▸ Problem to work on
Find each line containing the string "Aspergillus". Copy it.

▸ Entries supplied
------------------------
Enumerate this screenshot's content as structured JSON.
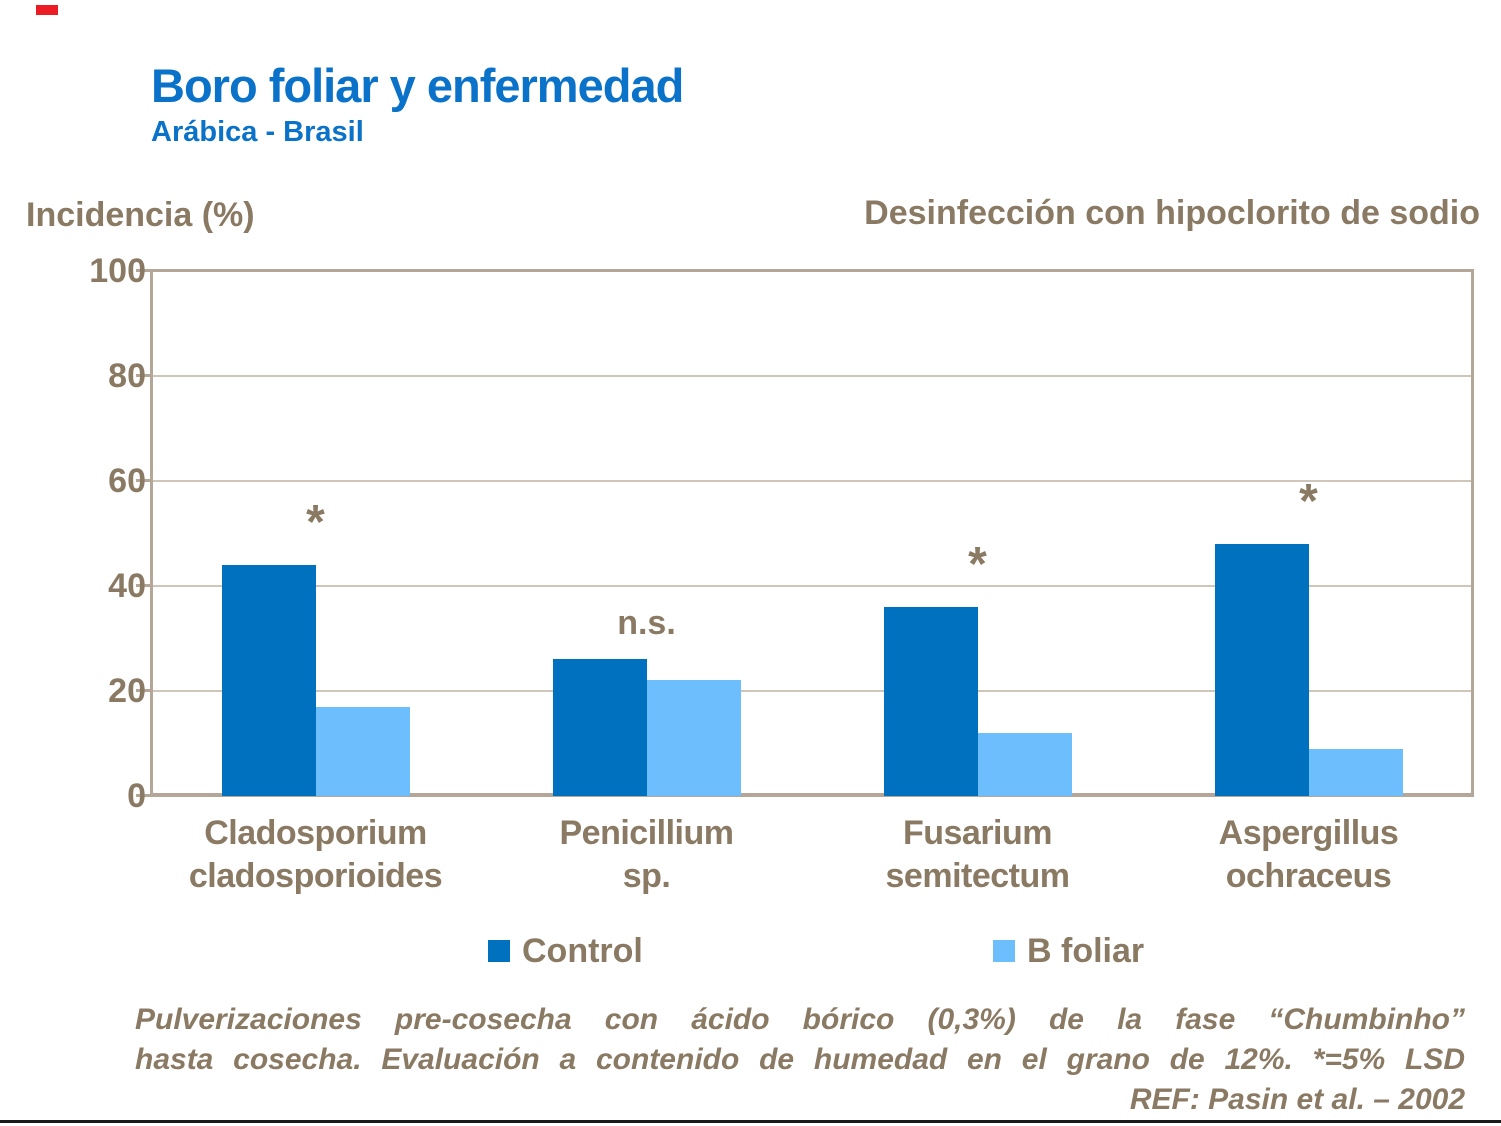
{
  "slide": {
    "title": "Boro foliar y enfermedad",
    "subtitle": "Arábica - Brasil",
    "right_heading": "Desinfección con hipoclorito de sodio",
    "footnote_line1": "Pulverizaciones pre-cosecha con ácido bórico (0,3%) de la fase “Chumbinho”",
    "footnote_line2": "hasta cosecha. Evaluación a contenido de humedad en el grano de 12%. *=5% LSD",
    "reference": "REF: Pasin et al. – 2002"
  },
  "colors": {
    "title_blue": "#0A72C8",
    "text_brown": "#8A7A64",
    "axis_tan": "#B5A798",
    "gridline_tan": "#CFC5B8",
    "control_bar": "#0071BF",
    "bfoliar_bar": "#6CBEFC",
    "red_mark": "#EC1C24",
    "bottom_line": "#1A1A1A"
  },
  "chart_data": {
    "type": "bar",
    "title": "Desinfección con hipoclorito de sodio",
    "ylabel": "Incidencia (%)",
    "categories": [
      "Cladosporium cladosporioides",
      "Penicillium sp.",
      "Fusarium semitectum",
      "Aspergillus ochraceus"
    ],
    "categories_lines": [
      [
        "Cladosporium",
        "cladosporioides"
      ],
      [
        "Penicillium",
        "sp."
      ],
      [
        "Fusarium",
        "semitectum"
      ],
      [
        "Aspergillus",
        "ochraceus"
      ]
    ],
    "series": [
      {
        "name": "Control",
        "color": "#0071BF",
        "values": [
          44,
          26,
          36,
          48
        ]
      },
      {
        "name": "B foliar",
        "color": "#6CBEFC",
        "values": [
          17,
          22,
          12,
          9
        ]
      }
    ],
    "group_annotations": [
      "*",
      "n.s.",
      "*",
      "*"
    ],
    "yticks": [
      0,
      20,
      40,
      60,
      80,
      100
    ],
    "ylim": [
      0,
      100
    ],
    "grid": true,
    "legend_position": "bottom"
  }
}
------------------------
▸ Output of the exercise
      "Aspergillus ochraceus"
        "Aspergillus",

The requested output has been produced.